**What the task asks:** Make an exact copy of the records, with the pictures left out.

__________________________________________________

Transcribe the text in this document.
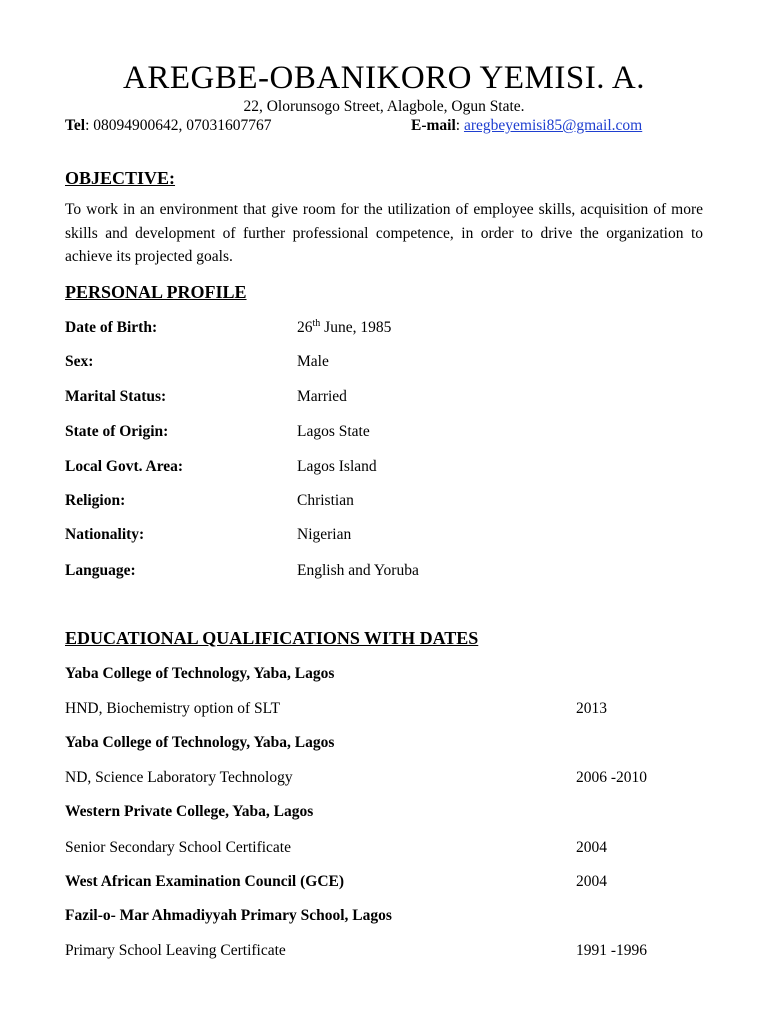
AREGBE-OBANIKORO YEMISI. A.
22, Olorunsogo Street, Alagbole, Ogun State.
Tel: 08094900642, 07031607767	E-mail: aregbeyemisi85@gmail.com
OBJECTIVE:
To work in an environment that give room for the utilization of employee skills, acquisition of more skills and development of further professional competence, in order to drive the organization to achieve its projected goals.
PERSONAL PROFILE
Date of Birth:	26th June, 1985
Sex:	Male
Marital Status:	Married
State of Origin:	Lagos State
Local Govt. Area:	Lagos Island
Religion:	Christian
Nationality:	Nigerian
Language:	English and Yoruba
EDUCATIONAL QUALIFICATIONS WITH DATES
Yaba College of Technology, Yaba, Lagos
HND, Biochemistry option of SLT	2013
Yaba College of Technology, Yaba, Lagos
ND, Science Laboratory Technology	2006 -2010
Western Private College, Yaba, Lagos
Senior Secondary School Certificate	2004
West African Examination Council (GCE)	2004
Fazil-o- Mar Ahmadiyyah Primary School, Lagos
Primary School Leaving Certificate	1991 -1996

__________________________________________________

**Full solution:**
Transcribe the text in this document.
AREGBE-OBANIKORO YEMISI. A.
22, Olorunsogo Street, Alagbole, Ogun State.
Tel: 08094900642, 07031607767	E-mail: aregbeyemisi85@gmail.com
OBJECTIVE:
To work in an environment that give room for the utilization of employee skills, acquisition of more skills and development of further professional competence, in order to drive the organization to achieve its projected goals.
PERSONAL PROFILE
Date of Birth:	26th June, 1985
Sex:	Male
Marital Status:	Married
State of Origin:	Lagos State
Local Govt. Area:	Lagos Island
Religion:	Christian
Nationality:	Nigerian
Language:	English and Yoruba
EDUCATIONAL QUALIFICATIONS WITH DATES
Yaba College of Technology, Yaba, Lagos
HND, Biochemistry option of SLT	2013
Yaba College of Technology, Yaba, Lagos
ND, Science Laboratory Technology	2006 -2010
Western Private College, Yaba, Lagos
Senior Secondary School Certificate	2004
West African Examination Council (GCE)	2004
Fazil-o- Mar Ahmadiyyah Primary School, Lagos
Primary School Leaving Certificate	1991 -1996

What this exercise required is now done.